____ Document text

ELLIE: This is a tough question. People say that, "We can't believe that you don't own any of your songs." That's sort of what happened then. You mention the word publisher … I thought, "Wow, it's gonna be in print, these people are publishers, like a book publisher." I didn't connect that you could actually publish your own stuff. Everybody was much smarter than we were, coming in as kids. They knew, "Ooh, there could be money here in publishing." The Leiber & Stollers, the Don Kirshners, they all had their own publishing companies. And we were very grateful to be signed to them and get a weekly little paycheque. We always got our royalties. We got our writer's money, but never really knew to ask or question - which wasn't really their fault - about retaining a piece. I mean, I wish I had a little piece of every one of those songs I have written.

CHARLOTTE: So none of those songs actually belong to you, but you get royalties?

ELLIE: I get royalties as a writer. People say, "God, you were so ripped off!" I wouldn't say ripped off. I just wish that there were people around me at the time that said, "Before you sign this contract, why don't you consider A, B or C?" It didn't even enter my mind. There's a funny story: in the 'Leader Of The Pack' show: I had gone to Leiber & Stoller's office, and they thought I was Carole King. I was waiting for an appointment, and I was playing away on the piano. They went, "Carole!" I went, "No, no, no!" I was a nervous wreck. They heard some stuff I had written and, within a month or so, they had offered me a job, writing. They offered me $75 a week. I thought that was a funny number, and I said, "No, a hundred, you have to give me a hundred." They finally agreed, and I thought, "Wow! A hundred bucks a week! I'm really flying high here! I have the publishing, I have a little cubbyhole to go to every day and write my stuff. Who knows who I'm gonna meet?" I will say one thing, in defence of not being involved in the business - monetarily, a stupid, stupid move, but on a creative level, you weren't bothered with any of those problems. All you did was come in and hone in on your craft - go in and write your songs. It was a happy time. To me, so I didn't get $200,000, I got $25,000 - it was fine. You didn't really think in those terms. In hindsight, years later, I went, "Oh my lord!" But who knew that the songs that Goffin & King, or Mann & Weil, or Jeff and I were writing would continue to live on? We just thought, "It's a hit - great!" You worried about your next hit, and you went on, never thinking about 10 or 20 years down the line. We didn't know.

CHARLOTTE: At the time, the way people thought was completely different. Your songs, particularly your songs, I notice, centre an awful lot around marriage, romance, idealism and all that. Why were you writing those kind of songs?

________
____ Listed entries

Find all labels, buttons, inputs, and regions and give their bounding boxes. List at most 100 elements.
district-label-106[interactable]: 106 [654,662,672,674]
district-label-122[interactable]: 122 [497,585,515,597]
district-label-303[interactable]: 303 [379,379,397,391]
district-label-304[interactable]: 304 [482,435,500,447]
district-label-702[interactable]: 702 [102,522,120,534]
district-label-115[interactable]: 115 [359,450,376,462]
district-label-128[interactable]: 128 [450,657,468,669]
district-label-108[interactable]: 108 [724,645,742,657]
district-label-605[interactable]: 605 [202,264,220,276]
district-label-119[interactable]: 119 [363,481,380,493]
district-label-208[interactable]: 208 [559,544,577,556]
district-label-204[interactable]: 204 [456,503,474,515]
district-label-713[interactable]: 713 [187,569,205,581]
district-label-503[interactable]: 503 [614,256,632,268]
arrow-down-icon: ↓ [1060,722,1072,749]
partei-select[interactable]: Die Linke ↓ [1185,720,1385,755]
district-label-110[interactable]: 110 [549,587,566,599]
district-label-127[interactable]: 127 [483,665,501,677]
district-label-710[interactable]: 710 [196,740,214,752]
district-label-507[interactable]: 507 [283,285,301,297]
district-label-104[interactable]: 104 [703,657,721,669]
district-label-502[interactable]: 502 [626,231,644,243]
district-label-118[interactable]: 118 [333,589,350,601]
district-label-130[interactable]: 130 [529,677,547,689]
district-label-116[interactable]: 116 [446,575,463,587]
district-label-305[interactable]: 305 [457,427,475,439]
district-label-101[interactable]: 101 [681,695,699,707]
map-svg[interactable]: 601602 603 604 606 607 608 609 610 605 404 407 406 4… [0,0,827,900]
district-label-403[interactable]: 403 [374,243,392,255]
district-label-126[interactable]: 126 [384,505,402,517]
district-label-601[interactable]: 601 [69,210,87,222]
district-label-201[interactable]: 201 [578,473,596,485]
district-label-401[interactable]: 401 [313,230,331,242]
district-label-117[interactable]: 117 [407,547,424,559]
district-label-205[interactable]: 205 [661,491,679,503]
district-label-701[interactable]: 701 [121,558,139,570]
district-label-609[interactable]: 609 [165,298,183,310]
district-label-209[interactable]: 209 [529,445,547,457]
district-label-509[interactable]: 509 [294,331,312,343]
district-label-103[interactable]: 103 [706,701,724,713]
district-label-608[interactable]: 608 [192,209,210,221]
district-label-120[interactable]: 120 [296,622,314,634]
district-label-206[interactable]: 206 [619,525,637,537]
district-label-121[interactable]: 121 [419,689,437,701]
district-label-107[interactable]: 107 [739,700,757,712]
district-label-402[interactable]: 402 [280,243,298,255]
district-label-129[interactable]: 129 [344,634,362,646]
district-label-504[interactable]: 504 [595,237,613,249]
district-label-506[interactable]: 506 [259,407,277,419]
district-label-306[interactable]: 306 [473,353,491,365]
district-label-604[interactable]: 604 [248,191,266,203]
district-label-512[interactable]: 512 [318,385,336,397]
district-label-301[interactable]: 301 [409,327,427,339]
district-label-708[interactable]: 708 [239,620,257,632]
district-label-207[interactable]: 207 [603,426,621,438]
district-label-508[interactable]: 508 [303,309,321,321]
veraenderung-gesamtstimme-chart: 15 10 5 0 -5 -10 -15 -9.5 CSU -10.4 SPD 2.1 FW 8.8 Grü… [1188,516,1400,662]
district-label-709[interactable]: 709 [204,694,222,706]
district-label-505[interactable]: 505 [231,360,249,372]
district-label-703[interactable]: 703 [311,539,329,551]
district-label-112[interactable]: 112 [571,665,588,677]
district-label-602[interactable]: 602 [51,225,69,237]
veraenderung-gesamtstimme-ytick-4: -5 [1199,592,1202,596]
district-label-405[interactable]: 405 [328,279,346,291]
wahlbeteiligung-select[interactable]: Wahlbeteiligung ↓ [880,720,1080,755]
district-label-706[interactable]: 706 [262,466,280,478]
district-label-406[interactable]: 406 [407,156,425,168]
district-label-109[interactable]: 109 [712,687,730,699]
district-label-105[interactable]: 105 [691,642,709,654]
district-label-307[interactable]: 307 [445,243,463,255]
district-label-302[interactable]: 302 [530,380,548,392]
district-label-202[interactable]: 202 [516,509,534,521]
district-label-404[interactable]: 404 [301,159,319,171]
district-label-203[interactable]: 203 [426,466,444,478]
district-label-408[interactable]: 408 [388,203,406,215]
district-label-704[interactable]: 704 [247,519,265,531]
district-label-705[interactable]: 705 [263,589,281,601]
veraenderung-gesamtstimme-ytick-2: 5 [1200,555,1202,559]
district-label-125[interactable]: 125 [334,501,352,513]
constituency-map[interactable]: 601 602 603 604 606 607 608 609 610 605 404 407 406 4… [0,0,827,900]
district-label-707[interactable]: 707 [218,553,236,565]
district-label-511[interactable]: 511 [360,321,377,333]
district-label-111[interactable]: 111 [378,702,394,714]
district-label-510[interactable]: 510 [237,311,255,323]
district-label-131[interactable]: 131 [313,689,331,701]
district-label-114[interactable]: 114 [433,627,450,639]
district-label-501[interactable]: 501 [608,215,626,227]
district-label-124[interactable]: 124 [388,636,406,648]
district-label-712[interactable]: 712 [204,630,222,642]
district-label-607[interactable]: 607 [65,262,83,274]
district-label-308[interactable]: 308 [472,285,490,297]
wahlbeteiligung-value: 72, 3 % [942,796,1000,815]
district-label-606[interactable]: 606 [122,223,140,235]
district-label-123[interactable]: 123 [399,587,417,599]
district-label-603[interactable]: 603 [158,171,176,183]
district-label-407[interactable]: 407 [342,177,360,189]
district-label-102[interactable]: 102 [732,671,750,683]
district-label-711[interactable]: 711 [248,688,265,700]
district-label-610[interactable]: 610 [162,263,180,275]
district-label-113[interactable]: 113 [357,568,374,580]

________

# Given exercise 1
Reproduce the part of the songwriter interview starting with "CHARLOTTE: At the" and going on through "kind of songs?".
# Given exercise 2
Answer these questions on the songwriter interview:
(a) What weekly pay did Leiber & Stoller first offer Ellie?
(b) Who did they take Ellie for while she was playing the piano in their office?
(c) What does Ellie say she gets as a writer?
# Given exercise 3
Please carry the songwriter interview on from where it stops.
The records were drawn from a separate source.

# Final answer 1
CHARLOTTE: At the time, the way people thought was completely different. Your songs, particularly your songs, I notice, centre an awful lot around marriage, romance, idealism and all that. Why were you writing those kind of songs?

# Final answer 2
(a) $75 a week
(b) Carole King
(c) Royalties

# Final answer 3
ELLIE: Well … I guess I was writing the boy/girl relationship songs because I'm really a hopeful romantic. And I think they work. That's what we got out there: boys and girls. Everybody loves to be in love. Everybody hates it when things are going wrong. You meet someone you've flipped over; you really want it to work out. Perhaps take it all the way and get married. Also, what happened was, you start writing songs, and you start having hits with that kind of theme, and you don't wanna tamper with something that's successful. You gear yourself to stay in that area. As a matter of fact, in the middle '60s, I started writing some "message" songs. They said, "Ellie, give us another 'Da Doo Ron Ron'. Give us a 'Be My Baby'." They almost expected a certain type of song to come out of me.

CHARLOTTE: Those songs were so young, so much to do with teenage life. I think that that music is under-estimated. People like it, but they see it as simplistic. Yet they don't see other music, like Elvis or whatever, as something old fashioned.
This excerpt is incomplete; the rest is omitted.